**** Data provided

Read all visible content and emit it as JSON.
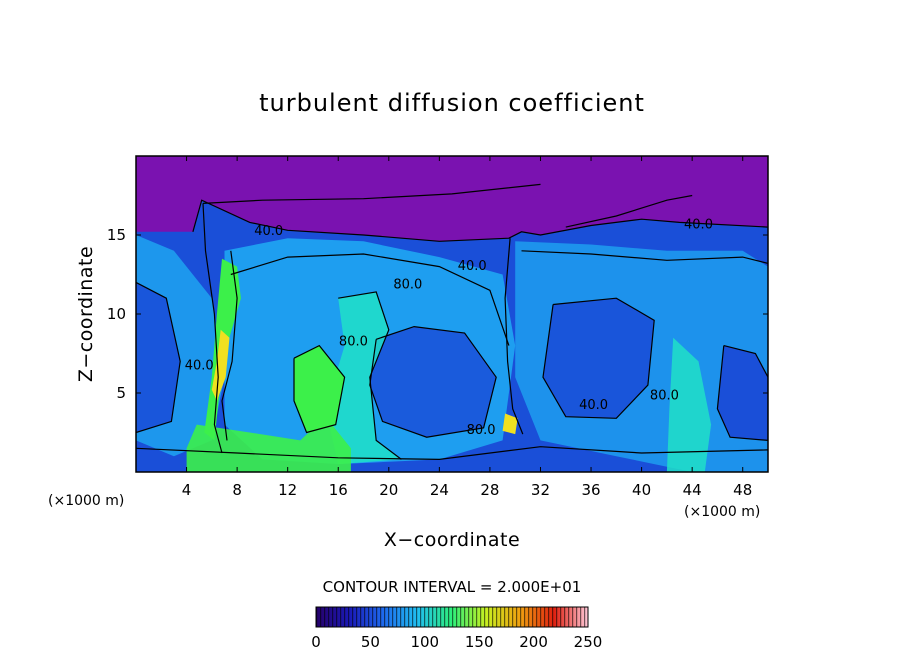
{
  "chart_data": {
    "type": "heatmap",
    "title": "turbulent diffusion coefficient",
    "xlabel": "X−coordinate",
    "ylabel": "Z−coordinate",
    "x_unit_left": "(×1000 m)",
    "x_unit_right": "(×1000 m)",
    "xlim": [
      0,
      50
    ],
    "ylim": [
      0,
      20
    ],
    "x_ticks": [
      4,
      8,
      12,
      16,
      20,
      24,
      28,
      32,
      36,
      40,
      44,
      48
    ],
    "y_ticks": [
      5,
      10,
      15
    ],
    "contour_interval_text": "CONTOUR INTERVAL = 2.000E+01",
    "contour_labels": [
      {
        "text": "40.0",
        "x": 44.5,
        "z": 15.4
      },
      {
        "text": "40.0",
        "x": 26.6,
        "z": 12.8
      },
      {
        "text": "80.0",
        "x": 21.5,
        "z": 11.6
      },
      {
        "text": "80.0",
        "x": 17.2,
        "z": 8.0
      },
      {
        "text": "40.0",
        "x": 5.0,
        "z": 6.5
      },
      {
        "text": "40.0",
        "x": 36.2,
        "z": 4.0
      },
      {
        "text": "80.0",
        "x": 41.8,
        "z": 4.6
      },
      {
        "text": "80.0",
        "x": 27.3,
        "z": 2.4
      },
      {
        "text": "40.0",
        "x": 10.5,
        "z": 15.0
      }
    ],
    "colorbar": {
      "range": [
        0,
        250
      ],
      "ticks": [
        "0",
        "50",
        "100",
        "150",
        "200",
        "250"
      ],
      "colors": [
        "#26006a",
        "#1a1ab8",
        "#1e6cf0",
        "#20c0f0",
        "#2ef07a",
        "#c8f020",
        "#f0a010",
        "#e02010",
        "#ffc8d8"
      ]
    },
    "field_colors": {
      "upper": "#7a12b0",
      "low": "#1a4fd8",
      "mid": "#1e9ef0",
      "high": "#20e0c8",
      "very_high": "#3cf04a",
      "peak": "#f0e020"
    },
    "grid": false
  }
}
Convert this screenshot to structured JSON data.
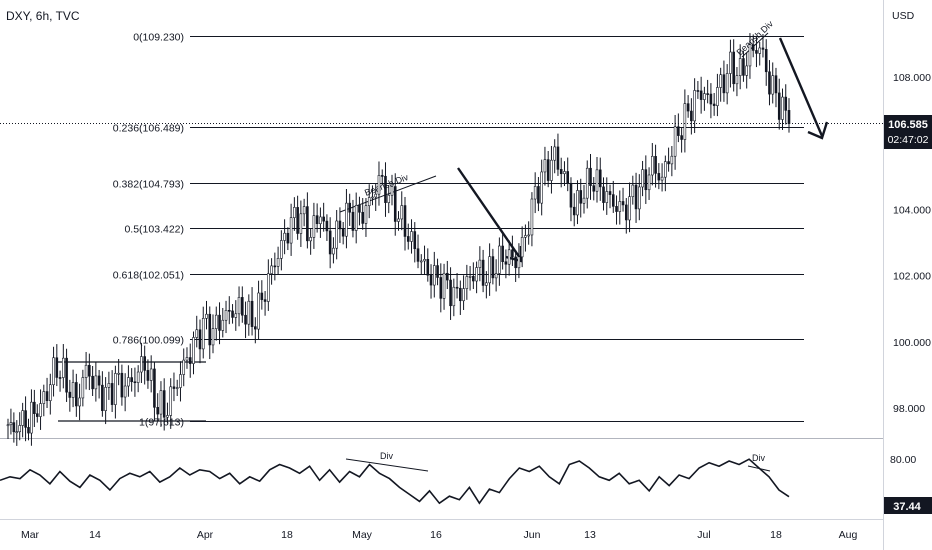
{
  "header": {
    "title": "DXY, 6h, TVC"
  },
  "price_axis": {
    "currency": "USD"
  },
  "price_tag": {
    "price": "106.585",
    "countdown": "02:47:02"
  },
  "osc_tag": {
    "value": "37.44"
  },
  "chart_data": {
    "type": "line",
    "series_name": "DXY",
    "ylim": [
      96.6,
      111.8
    ],
    "y_ticks": [
      "108.000",
      "106.000",
      "104.000",
      "102.000",
      "100.000",
      "98.000"
    ],
    "y_tick_values": [
      108,
      106,
      104,
      102,
      100,
      98
    ],
    "x_ticks": [
      "Mar",
      "14",
      "Apr",
      "18",
      "May",
      "16",
      "Jun",
      "13",
      "Jul",
      "18",
      "Aug"
    ],
    "current_price": 106.585,
    "fib_levels": [
      {
        "label": "0(109.230)",
        "value": 109.23
      },
      {
        "label": "0.236(106.489)",
        "value": 106.489
      },
      {
        "label": "0.382(104.793)",
        "value": 104.793
      },
      {
        "label": "0.5(103.422)",
        "value": 103.422
      },
      {
        "label": "0.618(102.051)",
        "value": 102.051
      },
      {
        "label": "0.786(100.099)",
        "value": 100.099
      },
      {
        "label": "1(97.613)",
        "value": 97.613
      }
    ],
    "price_path": [
      [
        0,
        97.3
      ],
      [
        3,
        97.8
      ],
      [
        4,
        98.5
      ],
      [
        5,
        99.3
      ],
      [
        6,
        98.8
      ],
      [
        7,
        98.2
      ],
      [
        8,
        99.2
      ],
      [
        9,
        98.7
      ],
      [
        10,
        98.3
      ],
      [
        11,
        98.8
      ],
      [
        12,
        98.6
      ],
      [
        13,
        98.9
      ],
      [
        14,
        99.4
      ],
      [
        15,
        98.3
      ],
      [
        16,
        97.9
      ],
      [
        17,
        98.6
      ],
      [
        18,
        99.3
      ],
      [
        19,
        99.9
      ],
      [
        20,
        100.5
      ],
      [
        21,
        100.3
      ],
      [
        22,
        100.7
      ],
      [
        23,
        100.9
      ],
      [
        24,
        101.0
      ],
      [
        25,
        100.6
      ],
      [
        26,
        101.3
      ],
      [
        27,
        102.2
      ],
      [
        28,
        102.9
      ],
      [
        29,
        103.6
      ],
      [
        30,
        103.8
      ],
      [
        31,
        103.2
      ],
      [
        32,
        103.9
      ],
      [
        33,
        102.8
      ],
      [
        34,
        103.5
      ],
      [
        35,
        103.9
      ],
      [
        36,
        103.8
      ],
      [
        37,
        104.2
      ],
      [
        38,
        104.9
      ],
      [
        39,
        104.4
      ],
      [
        40,
        103.8
      ],
      [
        41,
        103.2
      ],
      [
        42,
        102.6
      ],
      [
        43,
        102.1
      ],
      [
        44,
        101.9
      ],
      [
        45,
        101.7
      ],
      [
        46,
        101.4
      ],
      [
        47,
        101.8
      ],
      [
        48,
        102.2
      ],
      [
        49,
        101.9
      ],
      [
        50,
        102.3
      ],
      [
        51,
        102.6
      ],
      [
        52,
        102.4
      ],
      [
        53,
        103.2
      ],
      [
        54,
        104.5
      ],
      [
        55,
        105.2
      ],
      [
        56,
        105.6
      ],
      [
        57,
        105.0
      ],
      [
        58,
        103.9
      ],
      [
        59,
        104.6
      ],
      [
        60,
        104.9
      ],
      [
        61,
        104.5
      ],
      [
        62,
        104.2
      ],
      [
        63,
        104.0
      ],
      [
        64,
        104.4
      ],
      [
        65,
        104.8
      ],
      [
        66,
        105.3
      ],
      [
        67,
        104.9
      ],
      [
        68,
        105.8
      ],
      [
        69,
        106.5
      ],
      [
        70,
        107.1
      ],
      [
        71,
        107.6
      ],
      [
        72,
        107.2
      ],
      [
        73,
        107.8
      ],
      [
        74,
        108.3
      ],
      [
        75,
        108.1
      ],
      [
        76,
        108.7
      ],
      [
        77,
        108.9
      ],
      [
        78,
        107.8
      ],
      [
        79,
        107.2
      ],
      [
        80,
        106.585
      ]
    ],
    "oscillator": {
      "values": [
        56,
        60,
        58,
        68,
        62,
        52,
        66,
        55,
        48,
        62,
        56,
        45,
        58,
        64,
        60,
        66,
        54,
        60,
        70,
        62,
        68,
        66,
        58,
        64,
        52,
        60,
        55,
        68,
        74,
        70,
        64,
        72,
        56,
        68,
        54,
        66,
        60,
        74,
        64,
        58,
        48,
        40,
        32,
        44,
        30,
        38,
        34,
        48,
        30,
        46,
        42,
        58,
        70,
        66,
        72,
        60,
        52,
        74,
        78,
        70,
        60,
        56,
        64,
        52,
        56,
        44,
        60,
        50,
        62,
        58,
        70,
        76,
        72,
        78,
        74,
        80,
        70,
        60,
        45,
        37.44
      ],
      "ticks": [
        "80.00"
      ],
      "tick_values": [
        80
      ],
      "ylim": [
        20,
        95
      ]
    },
    "annotations": {
      "bearish_div_1": "Bearish Div",
      "bearish_div_2": "Bearish Div",
      "div_1": "Div",
      "div_2": "Div"
    }
  }
}
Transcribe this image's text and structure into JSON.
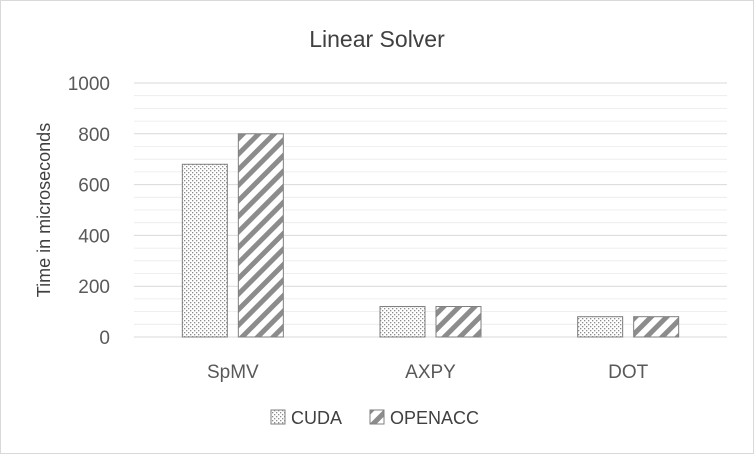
{
  "chart_data": {
    "type": "bar",
    "title": "Linear Solver",
    "xlabel": "",
    "ylabel": "Time in microseconds",
    "categories": [
      "SpMV",
      "AXPY",
      "DOT"
    ],
    "series": [
      {
        "name": "CUDA",
        "values": [
          680,
          120,
          80
        ],
        "pattern": "dots"
      },
      {
        "name": "OPENACC",
        "values": [
          800,
          120,
          80
        ],
        "pattern": "diagonal"
      }
    ],
    "ylim": [
      0,
      1000
    ],
    "yticks": [
      0,
      200,
      400,
      600,
      800,
      1000
    ],
    "grid": true,
    "legend_position": "bottom"
  },
  "colors": {
    "gridline": "#d9d9d9",
    "bar_stroke": "#7f7f7f",
    "pattern": "#7f7f7f",
    "border": "#d9d9d9"
  }
}
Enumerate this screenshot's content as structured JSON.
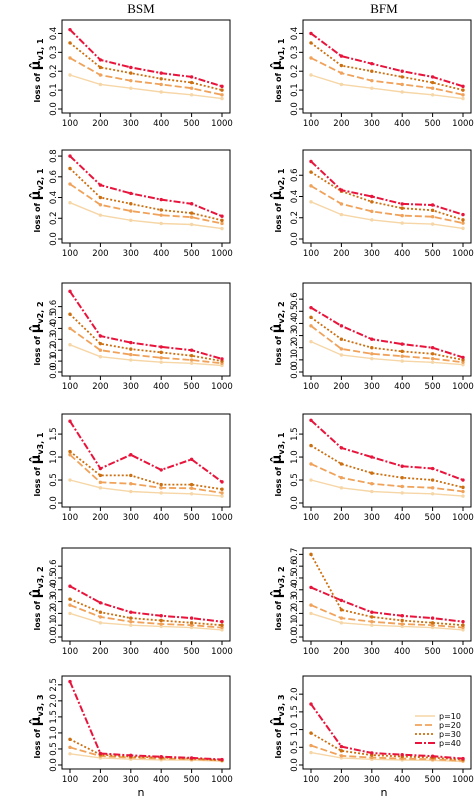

********

What the task asks: Extract the run of lines beginning with the line that holds "Transcribe this image's" and ending at the last line of the data, inclusive. Exclude any pictures from the copy.

Exercise result:
Transcribe this image's text and structure into JSON.
{
  "chart_data": {
    "type": "bar",
    "title": "Linear Solver",
    "xlabel": "",
    "ylabel": "Time in microseconds",
    "categories": [
      "SpMV",
      "AXPY",
      "DOT"
    ],
    "series": [
      {
        "name": "CUDA",
        "values": [
          680,
          120,
          80
        ],
        "pattern": "dots"
      },
      {
        "name": "OPENACC",
        "values": [
          800,
          120,
          80
        ],
        "pattern": "diagonal"
      }
    ],
    "ylim": [
      0,
      1000
    ],
    "yticks": [
      0,
      200,
      400,
      600,
      800,
      1000
    ],
    "grid": true,
    "legend_position": "bottom"
  },
  "colors": {
    "gridline": "#d9d9d9",
    "bar_stroke": "#7f7f7f",
    "pattern": "#7f7f7f",
    "border": "#d9d9d9"
  }
}
Enumerate this screenshot's content as structured JSON.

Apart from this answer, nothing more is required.